Task input:
########
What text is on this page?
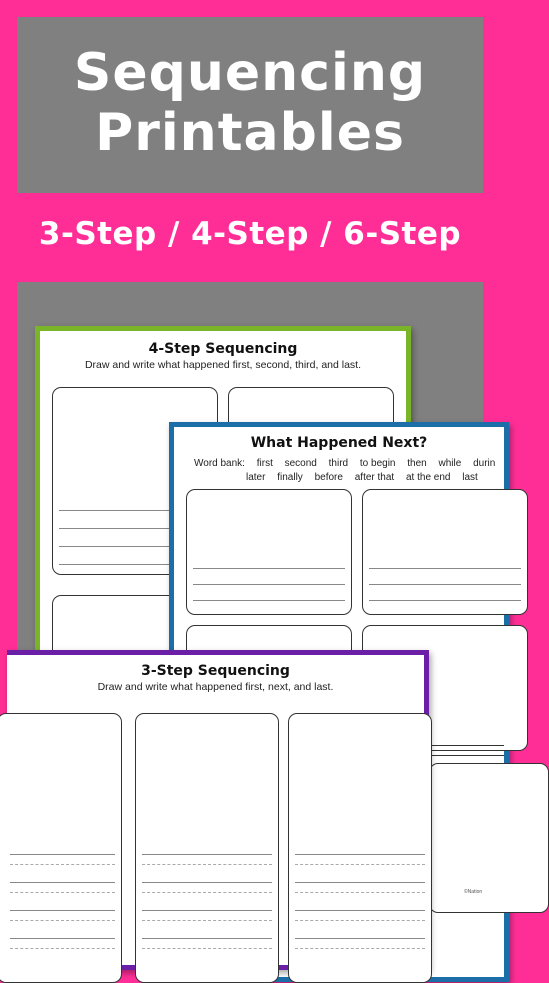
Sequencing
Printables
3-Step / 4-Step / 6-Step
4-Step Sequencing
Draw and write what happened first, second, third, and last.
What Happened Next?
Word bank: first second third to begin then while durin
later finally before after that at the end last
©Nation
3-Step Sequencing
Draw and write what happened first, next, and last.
########
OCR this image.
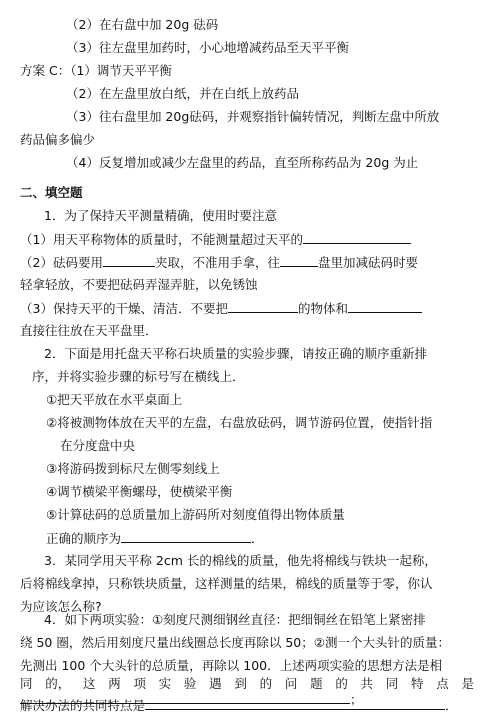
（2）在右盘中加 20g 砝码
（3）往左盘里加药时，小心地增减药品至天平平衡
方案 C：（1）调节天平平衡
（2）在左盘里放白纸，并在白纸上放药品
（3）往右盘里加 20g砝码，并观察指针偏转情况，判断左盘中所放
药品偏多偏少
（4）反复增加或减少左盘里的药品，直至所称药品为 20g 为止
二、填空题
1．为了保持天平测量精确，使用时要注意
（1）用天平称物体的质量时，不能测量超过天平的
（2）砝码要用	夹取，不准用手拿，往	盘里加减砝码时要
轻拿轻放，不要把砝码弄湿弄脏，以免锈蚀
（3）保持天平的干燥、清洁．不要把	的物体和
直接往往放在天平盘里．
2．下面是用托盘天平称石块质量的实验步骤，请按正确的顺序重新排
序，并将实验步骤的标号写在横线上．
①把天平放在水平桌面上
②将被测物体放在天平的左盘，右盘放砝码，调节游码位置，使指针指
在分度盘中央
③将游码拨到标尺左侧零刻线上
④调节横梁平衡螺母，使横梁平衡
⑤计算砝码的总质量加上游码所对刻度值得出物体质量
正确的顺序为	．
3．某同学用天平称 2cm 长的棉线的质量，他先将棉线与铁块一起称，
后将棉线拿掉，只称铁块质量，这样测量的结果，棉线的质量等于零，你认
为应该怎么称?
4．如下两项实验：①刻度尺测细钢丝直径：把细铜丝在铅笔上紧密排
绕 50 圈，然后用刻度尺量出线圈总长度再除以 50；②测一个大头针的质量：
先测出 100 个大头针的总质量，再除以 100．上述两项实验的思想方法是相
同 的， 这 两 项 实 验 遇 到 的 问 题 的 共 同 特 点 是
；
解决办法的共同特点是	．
########
Prompt:
Pick out and copy every line that contains the word "this".

Exercise output:
What text is on this page?
OCR this image.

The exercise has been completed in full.